__INSTRUCTIONS FOR THE TASK__. Copy each line below without leaving any out.

[Dataset rows]
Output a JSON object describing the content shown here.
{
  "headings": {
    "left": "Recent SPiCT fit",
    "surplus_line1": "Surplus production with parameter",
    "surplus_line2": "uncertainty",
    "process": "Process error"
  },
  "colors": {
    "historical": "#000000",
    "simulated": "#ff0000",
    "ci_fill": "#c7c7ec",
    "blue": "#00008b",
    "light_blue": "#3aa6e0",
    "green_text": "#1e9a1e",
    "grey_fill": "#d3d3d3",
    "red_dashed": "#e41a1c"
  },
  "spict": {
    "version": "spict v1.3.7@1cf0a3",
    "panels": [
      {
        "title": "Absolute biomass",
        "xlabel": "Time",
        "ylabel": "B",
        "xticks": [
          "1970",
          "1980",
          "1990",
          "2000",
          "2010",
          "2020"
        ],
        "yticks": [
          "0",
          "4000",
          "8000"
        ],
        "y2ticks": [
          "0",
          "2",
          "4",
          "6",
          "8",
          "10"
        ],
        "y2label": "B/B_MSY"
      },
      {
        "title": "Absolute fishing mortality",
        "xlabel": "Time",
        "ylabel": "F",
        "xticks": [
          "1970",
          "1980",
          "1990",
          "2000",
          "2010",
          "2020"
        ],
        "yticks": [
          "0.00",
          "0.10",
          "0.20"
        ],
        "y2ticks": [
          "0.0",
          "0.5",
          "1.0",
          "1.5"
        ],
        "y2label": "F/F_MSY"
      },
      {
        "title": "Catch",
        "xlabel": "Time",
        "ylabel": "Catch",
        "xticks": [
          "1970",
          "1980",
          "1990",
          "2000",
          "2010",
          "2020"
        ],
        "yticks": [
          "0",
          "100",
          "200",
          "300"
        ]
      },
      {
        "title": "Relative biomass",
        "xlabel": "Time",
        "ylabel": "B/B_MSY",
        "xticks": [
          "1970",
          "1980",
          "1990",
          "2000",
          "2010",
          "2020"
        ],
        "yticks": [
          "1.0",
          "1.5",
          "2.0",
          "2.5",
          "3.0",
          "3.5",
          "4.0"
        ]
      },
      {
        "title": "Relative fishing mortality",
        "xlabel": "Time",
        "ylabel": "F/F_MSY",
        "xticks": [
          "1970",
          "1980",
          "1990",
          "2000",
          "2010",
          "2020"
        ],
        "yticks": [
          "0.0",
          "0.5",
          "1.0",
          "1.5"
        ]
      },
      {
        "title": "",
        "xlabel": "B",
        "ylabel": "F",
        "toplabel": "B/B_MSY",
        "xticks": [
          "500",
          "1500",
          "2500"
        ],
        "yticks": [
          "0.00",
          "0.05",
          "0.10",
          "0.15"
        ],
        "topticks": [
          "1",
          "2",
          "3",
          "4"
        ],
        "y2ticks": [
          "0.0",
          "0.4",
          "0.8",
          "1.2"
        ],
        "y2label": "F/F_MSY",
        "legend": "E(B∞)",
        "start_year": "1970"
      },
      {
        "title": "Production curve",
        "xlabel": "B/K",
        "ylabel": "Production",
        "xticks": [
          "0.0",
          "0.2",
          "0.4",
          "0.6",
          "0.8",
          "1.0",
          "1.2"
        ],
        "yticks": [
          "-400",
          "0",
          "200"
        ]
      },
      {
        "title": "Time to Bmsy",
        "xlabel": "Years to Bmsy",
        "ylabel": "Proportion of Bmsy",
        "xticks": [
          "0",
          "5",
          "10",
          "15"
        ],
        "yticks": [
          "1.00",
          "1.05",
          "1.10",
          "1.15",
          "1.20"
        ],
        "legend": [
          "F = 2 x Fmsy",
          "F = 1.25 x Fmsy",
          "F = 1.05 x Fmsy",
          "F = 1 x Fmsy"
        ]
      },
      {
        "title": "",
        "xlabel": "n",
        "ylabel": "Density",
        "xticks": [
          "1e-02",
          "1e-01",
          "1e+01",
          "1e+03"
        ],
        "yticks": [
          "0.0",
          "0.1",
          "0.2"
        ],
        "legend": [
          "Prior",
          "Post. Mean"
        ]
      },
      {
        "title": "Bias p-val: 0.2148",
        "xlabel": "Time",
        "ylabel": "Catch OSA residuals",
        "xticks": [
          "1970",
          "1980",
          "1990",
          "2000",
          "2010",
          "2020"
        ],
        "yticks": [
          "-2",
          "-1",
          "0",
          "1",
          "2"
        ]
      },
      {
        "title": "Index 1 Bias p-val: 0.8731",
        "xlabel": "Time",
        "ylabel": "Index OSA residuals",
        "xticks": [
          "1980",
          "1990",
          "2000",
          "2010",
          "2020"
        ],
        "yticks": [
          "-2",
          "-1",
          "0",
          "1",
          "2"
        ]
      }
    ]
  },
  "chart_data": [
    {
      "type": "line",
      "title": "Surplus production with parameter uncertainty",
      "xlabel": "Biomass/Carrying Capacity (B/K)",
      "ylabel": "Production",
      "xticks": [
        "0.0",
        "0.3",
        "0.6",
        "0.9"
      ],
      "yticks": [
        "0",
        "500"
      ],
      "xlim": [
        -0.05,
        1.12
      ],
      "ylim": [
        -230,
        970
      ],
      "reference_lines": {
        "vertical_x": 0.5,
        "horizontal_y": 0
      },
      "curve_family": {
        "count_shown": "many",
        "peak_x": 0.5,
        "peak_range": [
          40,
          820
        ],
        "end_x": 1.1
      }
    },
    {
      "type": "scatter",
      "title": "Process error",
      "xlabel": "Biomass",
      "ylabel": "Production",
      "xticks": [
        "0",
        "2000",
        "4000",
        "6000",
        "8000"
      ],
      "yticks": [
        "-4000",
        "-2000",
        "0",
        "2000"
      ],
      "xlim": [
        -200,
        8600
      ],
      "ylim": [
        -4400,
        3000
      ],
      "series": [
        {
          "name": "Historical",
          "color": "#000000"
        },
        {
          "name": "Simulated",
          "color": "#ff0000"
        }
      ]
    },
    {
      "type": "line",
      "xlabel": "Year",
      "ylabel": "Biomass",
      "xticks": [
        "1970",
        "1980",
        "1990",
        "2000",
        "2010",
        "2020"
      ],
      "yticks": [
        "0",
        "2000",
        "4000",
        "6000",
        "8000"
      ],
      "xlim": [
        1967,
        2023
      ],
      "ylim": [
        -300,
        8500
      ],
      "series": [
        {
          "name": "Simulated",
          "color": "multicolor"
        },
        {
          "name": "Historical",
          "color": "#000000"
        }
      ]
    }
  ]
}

__THE COMPLETED TASK__.
Output a JSON object describing the content shown here.
{
  "headings": {
    "left": "Recent SPiCT fit",
    "surplus_line1": "Surplus production with parameter",
    "surplus_line2": "uncertainty",
    "process": "Process error"
  },
  "colors": {
    "historical": "#000000",
    "simulated": "#ff0000",
    "ci_fill": "#c7c7ec",
    "blue": "#00008b",
    "light_blue": "#3aa6e0",
    "green_text": "#1e9a1e",
    "grey_fill": "#d3d3d3",
    "red_dashed": "#e41a1c"
  },
  "spict": {
    "version": "spict v1.3.7@1cf0a3",
    "panels": [
      {
        "title": "Absolute biomass",
        "xlabel": "Time",
        "ylabel": "B",
        "xticks": [
          "1970",
          "1980",
          "1990",
          "2000",
          "2010",
          "2020"
        ],
        "yticks": [
          "0",
          "4000",
          "8000"
        ],
        "y2ticks": [
          "0",
          "2",
          "4",
          "6",
          "8",
          "10"
        ],
        "y2label": "B/B_MSY"
      },
      {
        "title": "Absolute fishing mortality",
        "xlabel": "Time",
        "ylabel": "F",
        "xticks": [
          "1970",
          "1980",
          "1990",
          "2000",
          "2010",
          "2020"
        ],
        "yticks": [
          "0.00",
          "0.10",
          "0.20"
        ],
        "y2ticks": [
          "0.0",
          "0.5",
          "1.0",
          "1.5"
        ],
        "y2label": "F/F_MSY"
      },
      {
        "title": "Catch",
        "xlabel": "Time",
        "ylabel": "Catch",
        "xticks": [
          "1970",
          "1980",
          "1990",
          "2000",
          "2010",
          "2020"
        ],
        "yticks": [
          "0",
          "100",
          "200",
          "300"
        ]
      },
      {
        "title": "Relative biomass",
        "xlabel": "Time",
        "ylabel": "B/B_MSY",
        "xticks": [
          "1970",
          "1980",
          "1990",
          "2000",
          "2010",
          "2020"
        ],
        "yticks": [
          "1.0",
          "1.5",
          "2.0",
          "2.5",
          "3.0",
          "3.5",
          "4.0"
        ]
      },
      {
        "title": "Relative fishing mortality",
        "xlabel": "Time",
        "ylabel": "F/F_MSY",
        "xticks": [
          "1970",
          "1980",
          "1990",
          "2000",
          "2010",
          "2020"
        ],
        "yticks": [
          "0.0",
          "0.5",
          "1.0",
          "1.5"
        ]
      },
      {
        "title": "",
        "xlabel": "B",
        "ylabel": "F",
        "toplabel": "B/B_MSY",
        "xticks": [
          "500",
          "1500",
          "2500"
        ],
        "yticks": [
          "0.00",
          "0.05",
          "0.10",
          "0.15"
        ],
        "topticks": [
          "1",
          "2",
          "3",
          "4"
        ],
        "y2ticks": [
          "0.0",
          "0.4",
          "0.8",
          "1.2"
        ],
        "y2label": "F/F_MSY",
        "legend": "E(B∞)",
        "start_year": "1970"
      },
      {
        "title": "Production curve",
        "xlabel": "B/K",
        "ylabel": "Production",
        "xticks": [
          "0.0",
          "0.2",
          "0.4",
          "0.6",
          "0.8",
          "1.0",
          "1.2"
        ],
        "yticks": [
          "-400",
          "0",
          "200"
        ]
      },
      {
        "title": "Time to Bmsy",
        "xlabel": "Years to Bmsy",
        "ylabel": "Proportion of Bmsy",
        "xticks": [
          "0",
          "5",
          "10",
          "15"
        ],
        "yticks": [
          "1.00",
          "1.05",
          "1.10",
          "1.15",
          "1.20"
        ],
        "legend": [
          "F = 2 x Fmsy",
          "F = 1.25 x Fmsy",
          "F = 1.05 x Fmsy",
          "F = 1 x Fmsy"
        ]
      },
      {
        "title": "",
        "xlabel": "n",
        "ylabel": "Density",
        "xticks": [
          "1e-02",
          "1e-01",
          "1e+01",
          "1e+03"
        ],
        "yticks": [
          "0.0",
          "0.1",
          "0.2"
        ],
        "legend": [
          "Prior",
          "Post. Mean"
        ]
      },
      {
        "title": "Bias p-val: 0.2148",
        "xlabel": "Time",
        "ylabel": "Catch OSA residuals",
        "xticks": [
          "1970",
          "1980",
          "1990",
          "2000",
          "2010",
          "2020"
        ],
        "yticks": [
          "-2",
          "-1",
          "0",
          "1",
          "2"
        ]
      },
      {
        "title": "Index 1 Bias p-val: 0.8731",
        "xlabel": "Time",
        "ylabel": "Index OSA residuals",
        "xticks": [
          "1980",
          "1990",
          "2000",
          "2010",
          "2020"
        ],
        "yticks": [
          "-2",
          "-1",
          "0",
          "1",
          "2"
        ]
      }
    ]
  },
  "chart_data": [
    {
      "type": "line",
      "title": "Surplus production with parameter uncertainty",
      "xlabel": "Biomass/Carrying Capacity (B/K)",
      "ylabel": "Production",
      "xticks": [
        "0.0",
        "0.3",
        "0.6",
        "0.9"
      ],
      "yticks": [
        "0",
        "500"
      ],
      "xlim": [
        -0.05,
        1.12
      ],
      "ylim": [
        -230,
        970
      ],
      "reference_lines": {
        "vertical_x": 0.5,
        "horizontal_y": 0
      },
      "curve_family": {
        "count_shown": "many",
        "peak_x": 0.5,
        "peak_range": [
          40,
          820
        ],
        "end_x": 1.1
      }
    },
    {
      "type": "scatter",
      "title": "Process error",
      "xlabel": "Biomass",
      "ylabel": "Production",
      "xticks": [
        "0",
        "2000",
        "4000",
        "6000",
        "8000"
      ],
      "yticks": [
        "-4000",
        "-2000",
        "0",
        "2000"
      ],
      "xlim": [
        -200,
        8600
      ],
      "ylim": [
        -4400,
        3000
      ],
      "series": [
        {
          "name": "Historical",
          "color": "#000000"
        },
        {
          "name": "Simulated",
          "color": "#ff0000"
        }
      ]
    },
    {
      "type": "line",
      "xlabel": "Year",
      "ylabel": "Biomass",
      "xticks": [
        "1970",
        "1980",
        "1990",
        "2000",
        "2010",
        "2020"
      ],
      "yticks": [
        "0",
        "2000",
        "4000",
        "6000",
        "8000"
      ],
      "xlim": [
        1967,
        2023
      ],
      "ylim": [
        -300,
        8500
      ],
      "series": [
        {
          "name": "Simulated",
          "color": "multicolor"
        },
        {
          "name": "Historical",
          "color": "#000000"
        }
      ]
    }
  ]
}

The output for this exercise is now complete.